[Data records]

■ ■ ■ ■

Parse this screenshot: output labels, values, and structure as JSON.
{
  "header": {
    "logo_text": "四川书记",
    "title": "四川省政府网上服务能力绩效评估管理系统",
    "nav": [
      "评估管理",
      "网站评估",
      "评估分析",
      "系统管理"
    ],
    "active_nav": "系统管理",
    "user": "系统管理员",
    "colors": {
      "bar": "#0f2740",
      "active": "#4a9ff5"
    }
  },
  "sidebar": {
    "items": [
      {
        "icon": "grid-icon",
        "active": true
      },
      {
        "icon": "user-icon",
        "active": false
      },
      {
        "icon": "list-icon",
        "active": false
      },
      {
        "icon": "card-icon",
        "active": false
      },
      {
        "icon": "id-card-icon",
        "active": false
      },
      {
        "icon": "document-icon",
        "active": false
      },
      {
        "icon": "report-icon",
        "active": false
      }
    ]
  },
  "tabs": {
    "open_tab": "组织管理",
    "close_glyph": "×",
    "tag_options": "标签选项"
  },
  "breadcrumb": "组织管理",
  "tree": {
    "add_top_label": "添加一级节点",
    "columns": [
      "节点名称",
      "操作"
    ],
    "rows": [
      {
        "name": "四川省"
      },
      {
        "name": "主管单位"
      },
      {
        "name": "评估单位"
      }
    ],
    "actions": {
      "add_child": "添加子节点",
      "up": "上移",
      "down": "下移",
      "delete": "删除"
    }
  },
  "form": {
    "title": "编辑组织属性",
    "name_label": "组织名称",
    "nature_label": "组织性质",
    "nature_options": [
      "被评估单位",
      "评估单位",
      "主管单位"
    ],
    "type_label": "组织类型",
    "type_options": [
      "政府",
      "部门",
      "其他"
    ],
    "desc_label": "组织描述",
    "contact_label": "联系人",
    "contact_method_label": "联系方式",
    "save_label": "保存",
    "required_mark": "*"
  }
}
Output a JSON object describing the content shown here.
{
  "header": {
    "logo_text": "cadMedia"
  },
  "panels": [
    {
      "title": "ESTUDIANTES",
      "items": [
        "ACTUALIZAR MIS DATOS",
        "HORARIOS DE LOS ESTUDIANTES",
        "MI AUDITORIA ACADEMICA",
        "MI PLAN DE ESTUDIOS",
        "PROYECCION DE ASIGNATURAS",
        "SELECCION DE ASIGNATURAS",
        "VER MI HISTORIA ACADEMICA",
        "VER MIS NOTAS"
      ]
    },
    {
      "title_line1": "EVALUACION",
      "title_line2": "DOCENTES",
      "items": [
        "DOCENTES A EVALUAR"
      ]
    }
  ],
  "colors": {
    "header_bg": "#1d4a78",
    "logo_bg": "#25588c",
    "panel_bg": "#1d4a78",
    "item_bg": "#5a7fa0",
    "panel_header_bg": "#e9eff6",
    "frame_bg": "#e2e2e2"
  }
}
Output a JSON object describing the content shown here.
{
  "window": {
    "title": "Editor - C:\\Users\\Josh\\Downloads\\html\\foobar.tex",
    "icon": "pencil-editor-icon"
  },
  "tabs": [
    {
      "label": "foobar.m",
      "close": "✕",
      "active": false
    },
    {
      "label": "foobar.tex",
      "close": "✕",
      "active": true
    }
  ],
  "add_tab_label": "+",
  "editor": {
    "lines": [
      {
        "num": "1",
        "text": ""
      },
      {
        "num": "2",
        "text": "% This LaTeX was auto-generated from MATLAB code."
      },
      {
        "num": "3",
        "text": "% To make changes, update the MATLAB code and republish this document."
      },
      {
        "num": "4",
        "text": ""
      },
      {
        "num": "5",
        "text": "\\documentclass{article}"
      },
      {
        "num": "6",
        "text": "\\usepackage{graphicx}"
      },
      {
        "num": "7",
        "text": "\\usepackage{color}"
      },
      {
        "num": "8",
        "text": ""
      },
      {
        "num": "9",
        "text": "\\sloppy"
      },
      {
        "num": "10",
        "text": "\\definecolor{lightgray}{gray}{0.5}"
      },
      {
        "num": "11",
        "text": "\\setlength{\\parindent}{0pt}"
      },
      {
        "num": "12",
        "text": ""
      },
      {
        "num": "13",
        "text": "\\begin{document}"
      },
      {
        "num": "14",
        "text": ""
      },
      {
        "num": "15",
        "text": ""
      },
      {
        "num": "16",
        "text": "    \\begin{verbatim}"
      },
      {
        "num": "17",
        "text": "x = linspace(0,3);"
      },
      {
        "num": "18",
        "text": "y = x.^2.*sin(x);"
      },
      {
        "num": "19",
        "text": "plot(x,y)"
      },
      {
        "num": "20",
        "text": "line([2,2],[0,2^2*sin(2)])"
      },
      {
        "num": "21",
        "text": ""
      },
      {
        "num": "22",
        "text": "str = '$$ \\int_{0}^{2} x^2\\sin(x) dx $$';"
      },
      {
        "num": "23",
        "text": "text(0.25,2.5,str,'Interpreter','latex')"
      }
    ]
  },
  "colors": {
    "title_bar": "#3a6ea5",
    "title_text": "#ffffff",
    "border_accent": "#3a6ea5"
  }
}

■ ■ ■ ■

THE PROBLEM. Repeat all of the entries exactly.

FINAL RESULT.
Parse this screenshot: output labels, values, and structure as JSON.
{
  "header": {
    "logo_text": "四川书记",
    "title": "四川省政府网上服务能力绩效评估管理系统",
    "nav": [
      "评估管理",
      "网站评估",
      "评估分析",
      "系统管理"
    ],
    "active_nav": "系统管理",
    "user": "系统管理员",
    "colors": {
      "bar": "#0f2740",
      "active": "#4a9ff5"
    }
  },
  "sidebar": {
    "items": [
      {
        "icon": "grid-icon",
        "active": true
      },
      {
        "icon": "user-icon",
        "active": false
      },
      {
        "icon": "list-icon",
        "active": false
      },
      {
        "icon": "card-icon",
        "active": false
      },
      {
        "icon": "id-card-icon",
        "active": false
      },
      {
        "icon": "document-icon",
        "active": false
      },
      {
        "icon": "report-icon",
        "active": false
      }
    ]
  },
  "tabs": {
    "open_tab": "组织管理",
    "close_glyph": "×",
    "tag_options": "标签选项"
  },
  "breadcrumb": "组织管理",
  "tree": {
    "add_top_label": "添加一级节点",
    "columns": [
      "节点名称",
      "操作"
    ],
    "rows": [
      {
        "name": "四川省"
      },
      {
        "name": "主管单位"
      },
      {
        "name": "评估单位"
      }
    ],
    "actions": {
      "add_child": "添加子节点",
      "up": "上移",
      "down": "下移",
      "delete": "删除"
    }
  },
  "form": {
    "title": "编辑组织属性",
    "name_label": "组织名称",
    "nature_label": "组织性质",
    "nature_options": [
      "被评估单位",
      "评估单位",
      "主管单位"
    ],
    "type_label": "组织类型",
    "type_options": [
      "政府",
      "部门",
      "其他"
    ],
    "desc_label": "组织描述",
    "contact_label": "联系人",
    "contact_method_label": "联系方式",
    "save_label": "保存",
    "required_mark": "*"
  }
}
Output a JSON object describing the content shown here.
{
  "header": {
    "logo_text": "cadMedia"
  },
  "panels": [
    {
      "title": "ESTUDIANTES",
      "items": [
        "ACTUALIZAR MIS DATOS",
        "HORARIOS DE LOS ESTUDIANTES",
        "MI AUDITORIA ACADEMICA",
        "MI PLAN DE ESTUDIOS",
        "PROYECCION DE ASIGNATURAS",
        "SELECCION DE ASIGNATURAS",
        "VER MI HISTORIA ACADEMICA",
        "VER MIS NOTAS"
      ]
    },
    {
      "title_line1": "EVALUACION",
      "title_line2": "DOCENTES",
      "items": [
        "DOCENTES A EVALUAR"
      ]
    }
  ],
  "colors": {
    "header_bg": "#1d4a78",
    "logo_bg": "#25588c",
    "panel_bg": "#1d4a78",
    "item_bg": "#5a7fa0",
    "panel_header_bg": "#e9eff6",
    "frame_bg": "#e2e2e2"
  }
}
Output a JSON object describing the content shown here.
{
  "window": {
    "title": "Editor - C:\\Users\\Josh\\Downloads\\html\\foobar.tex",
    "icon": "pencil-editor-icon"
  },
  "tabs": [
    {
      "label": "foobar.m",
      "close": "✕",
      "active": false
    },
    {
      "label": "foobar.tex",
      "close": "✕",
      "active": true
    }
  ],
  "add_tab_label": "+",
  "editor": {
    "lines": [
      {
        "num": "1",
        "text": ""
      },
      {
        "num": "2",
        "text": "% This LaTeX was auto-generated from MATLAB code."
      },
      {
        "num": "3",
        "text": "% To make changes, update the MATLAB code and republish this document."
      },
      {
        "num": "4",
        "text": ""
      },
      {
        "num": "5",
        "text": "\\documentclass{article}"
      },
      {
        "num": "6",
        "text": "\\usepackage{graphicx}"
      },
      {
        "num": "7",
        "text": "\\usepackage{color}"
      },
      {
        "num": "8",
        "text": ""
      },
      {
        "num": "9",
        "text": "\\sloppy"
      },
      {
        "num": "10",
        "text": "\\definecolor{lightgray}{gray}{0.5}"
      },
      {
        "num": "11",
        "text": "\\setlength{\\parindent}{0pt}"
      },
      {
        "num": "12",
        "text": ""
      },
      {
        "num": "13",
        "text": "\\begin{document}"
      },
      {
        "num": "14",
        "text": ""
      },
      {
        "num": "15",
        "text": ""
      },
      {
        "num": "16",
        "text": "    \\begin{verbatim}"
      },
      {
        "num": "17",
        "text": "x = linspace(0,3);"
      },
      {
        "num": "18",
        "text": "y = x.^2.*sin(x);"
      },
      {
        "num": "19",
        "text": "plot(x,y)"
      },
      {
        "num": "20",
        "text": "line([2,2],[0,2^2*sin(2)])"
      },
      {
        "num": "21",
        "text": ""
      },
      {
        "num": "22",
        "text": "str = '$$ \\int_{0}^{2} x^2\\sin(x) dx $$';"
      },
      {
        "num": "23",
        "text": "text(0.25,2.5,str,'Interpreter','latex')"
      }
    ]
  },
  "colors": {
    "title_bar": "#3a6ea5",
    "title_text": "#ffffff",
    "border_accent": "#3a6ea5"
  }
}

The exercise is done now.